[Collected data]
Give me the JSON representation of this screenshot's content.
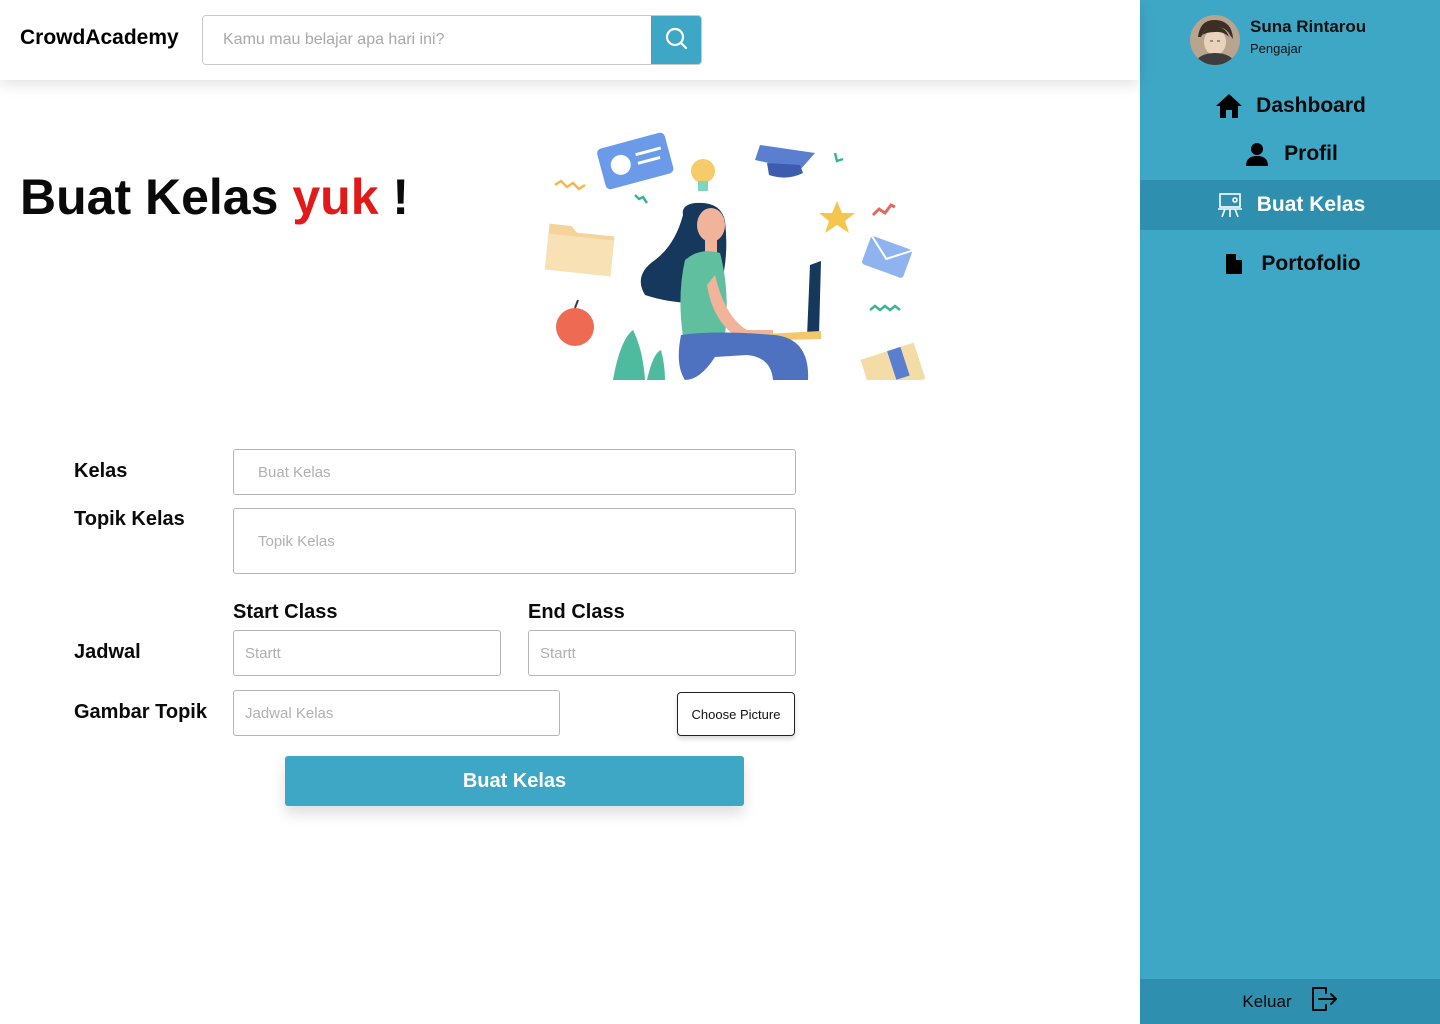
{
  "header": {
    "brand": "CrowdAcademy",
    "search_placeholder": "Kamu mau belajar apa hari ini?",
    "search_icon": "search-icon"
  },
  "sidebar": {
    "user": {
      "name": "Suna Rintarou",
      "role": "Pengajar"
    },
    "items": [
      {
        "label": "Dashboard",
        "icon": "home-icon",
        "active": false
      },
      {
        "label": "Profil",
        "icon": "user-icon",
        "active": false
      },
      {
        "label": "Buat Kelas",
        "icon": "presentation-board-icon",
        "active": true
      },
      {
        "label": "Portofolio",
        "icon": "document-icon",
        "active": false
      }
    ],
    "logout": {
      "label": "Keluar",
      "icon": "logout-icon"
    }
  },
  "hero": {
    "title_prefix": "Buat Kelas",
    "title_accent": "yuk",
    "title_suffix": "!"
  },
  "form": {
    "kelas": {
      "label": "Kelas",
      "placeholder": "Buat Kelas"
    },
    "topik": {
      "label": "Topik Kelas",
      "placeholder": "Topik Kelas"
    },
    "jadwal": {
      "label": "Jadwal",
      "start_label": "Start Class",
      "start_placeholder": "Startt",
      "end_label": "End Class",
      "end_placeholder": "Startt"
    },
    "gambar": {
      "label": "Gambar Topik",
      "placeholder": "Jadwal Kelas",
      "button": "Choose Picture"
    },
    "submit": "Buat Kelas"
  },
  "colors": {
    "primary": "#3fa7c6",
    "primary_dark": "#2e8fae",
    "accent_red": "#e11919"
  }
}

__Task objective__
Within the data above, pick out all lines holding the word "icon".

__Solution for this task__
    "search_icon": "search-icon"
        "icon": "home-icon",
        "icon": "user-icon",
        "icon": "presentation-board-icon",
        "icon": "document-icon",
      "icon": "logout-icon"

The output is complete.